Given task: Output each entry below as it stands, leaving out every picture.
::: Records for processing :::
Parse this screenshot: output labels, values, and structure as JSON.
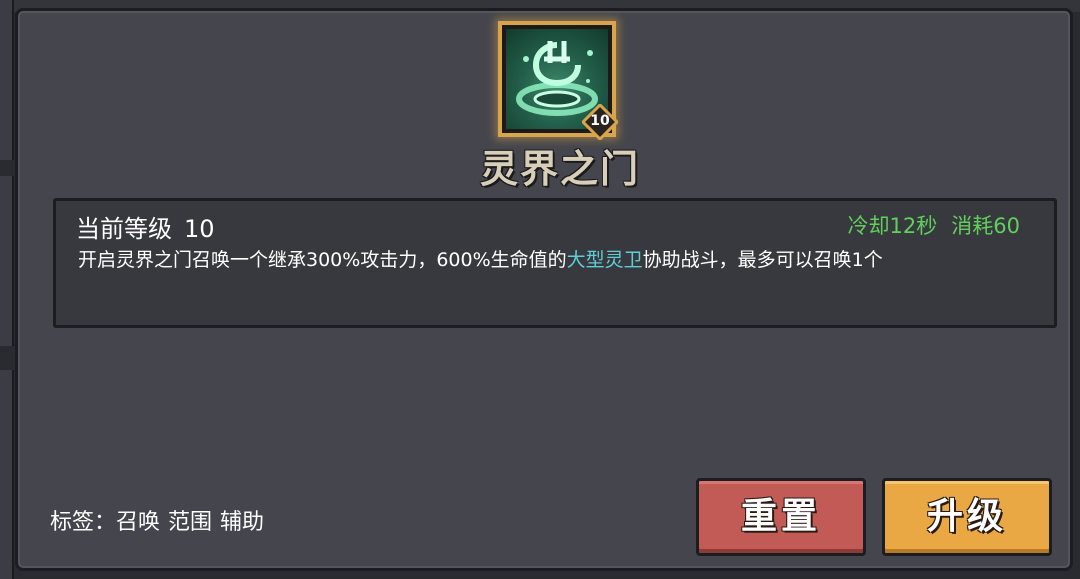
{
  "skill": {
    "name": "灵界之门",
    "icon": "spirit-gate-icon",
    "level_badge": "10"
  },
  "details": {
    "current_level_label": "当前等级",
    "current_level_value": "10",
    "cooldown": "冷却12秒",
    "cost": "消耗60",
    "description_prefix": "开启灵界之门召唤一个继承300%攻击力，600%生命值的",
    "description_highlight": "大型灵卫",
    "description_suffix": "协助战斗，最多可以召唤1个"
  },
  "tags": {
    "label": "标签：",
    "items": [
      "召唤",
      "范围",
      "辅助"
    ]
  },
  "buttons": {
    "reset": "重置",
    "upgrade": "升级"
  },
  "colors": {
    "panel_bg": "#45464d",
    "icon_border": "#d9a54a",
    "stat_green": "#5fd05a",
    "highlight_cyan": "#5ed0d4",
    "reset_red": "#c25a55",
    "upgrade_orange": "#e9a843"
  }
}
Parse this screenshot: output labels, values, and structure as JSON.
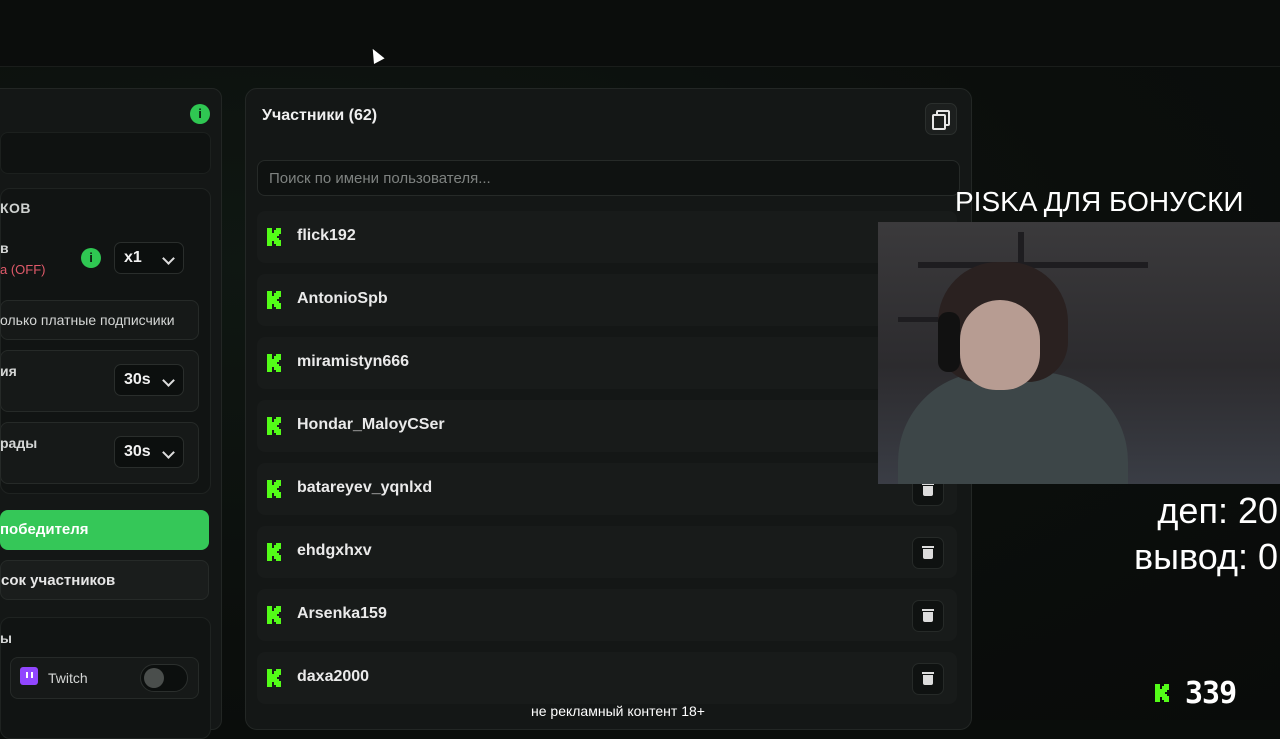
{
  "left_panel": {
    "section_heading": "КОВ",
    "row1_label": "в",
    "row1_sub": "а (OFF)",
    "multiplier": "x1",
    "paid_only": "олько платные подписчики",
    "row3_label": "ия",
    "timer1": "30s",
    "row4_label": "рады",
    "timer2": "30s",
    "winner_button": "победителя",
    "list_button": "сок участников",
    "section2_heading": "ы",
    "platform_twitch": "Twitch",
    "info_icon": "i"
  },
  "participants": {
    "title": "Участники (62)",
    "search_placeholder": "Поиск по имени пользователя...",
    "items": [
      {
        "name": "flick192"
      },
      {
        "name": "AntonioSpb"
      },
      {
        "name": "miramistyn666"
      },
      {
        "name": "Hondar_MaloyCSer"
      },
      {
        "name": "batareyev_yqnlxd"
      },
      {
        "name": "ehdgxhxv"
      },
      {
        "name": "Arsenka159"
      },
      {
        "name": "daxa2000"
      }
    ]
  },
  "overlay": {
    "bonus_title": "PISKA ДЛЯ БОНУСКИ",
    "dep": "деп: 20",
    "vyvod": "вывод: 0",
    "kick_count": "339",
    "disclaimer": "не рекламный контент 18+"
  },
  "colors": {
    "accent_green": "#35c758",
    "kick_green": "#53fc18",
    "danger_text": "#e05a6a",
    "twitch_purple": "#9146ff"
  },
  "icons": {
    "copy": "copy-icon",
    "trash": "trash-icon",
    "kick": "kick-logo-icon",
    "info": "info-icon",
    "chevron": "chevron-down-icon",
    "twitch": "twitch-icon"
  }
}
:::
Result:
Parse this screenshot: output labels, values, and structure as JSON.
{
  "skill": {
    "name": "灵界之门",
    "icon": "spirit-gate-icon",
    "level_badge": "10"
  },
  "details": {
    "current_level_label": "当前等级",
    "current_level_value": "10",
    "cooldown": "冷却12秒",
    "cost": "消耗60",
    "description_prefix": "开启灵界之门召唤一个继承300%攻击力，600%生命值的",
    "description_highlight": "大型灵卫",
    "description_suffix": "协助战斗，最多可以召唤1个"
  },
  "tags": {
    "label": "标签：",
    "items": [
      "召唤",
      "范围",
      "辅助"
    ]
  },
  "buttons": {
    "reset": "重置",
    "upgrade": "升级"
  },
  "colors": {
    "panel_bg": "#45464d",
    "icon_border": "#d9a54a",
    "stat_green": "#5fd05a",
    "highlight_cyan": "#5ed0d4",
    "reset_red": "#c25a55",
    "upgrade_orange": "#e9a843"
  }
}
Parse this screenshot: output labels, values, and structure as JSON.
{
  "left_panel": {
    "section_heading": "КОВ",
    "row1_label": "в",
    "row1_sub": "а (OFF)",
    "multiplier": "x1",
    "paid_only": "олько платные подписчики",
    "row3_label": "ия",
    "timer1": "30s",
    "row4_label": "рады",
    "timer2": "30s",
    "winner_button": "победителя",
    "list_button": "сок участников",
    "section2_heading": "ы",
    "platform_twitch": "Twitch",
    "info_icon": "i"
  },
  "participants": {
    "title": "Участники (62)",
    "search_placeholder": "Поиск по имени пользователя...",
    "items": [
      {
        "name": "flick192"
      },
      {
        "name": "AntonioSpb"
      },
      {
        "name": "miramistyn666"
      },
      {
        "name": "Hondar_MaloyCSer"
      },
      {
        "name": "batareyev_yqnlxd"
      },
      {
        "name": "ehdgxhxv"
      },
      {
        "name": "Arsenka159"
      },
      {
        "name": "daxa2000"
      }
    ]
  },
  "overlay": {
    "bonus_title": "PISKA ДЛЯ БОНУСКИ",
    "dep": "деп: 20",
    "vyvod": "вывод: 0",
    "kick_count": "339",
    "disclaimer": "не рекламный контент 18+"
  },
  "colors": {
    "accent_green": "#35c758",
    "kick_green": "#53fc18",
    "danger_text": "#e05a6a",
    "twitch_purple": "#9146ff"
  },
  "icons": {
    "copy": "copy-icon",
    "trash": "trash-icon",
    "kick": "kick-logo-icon",
    "info": "info-icon",
    "chevron": "chevron-down-icon",
    "twitch": "twitch-icon"
  }
}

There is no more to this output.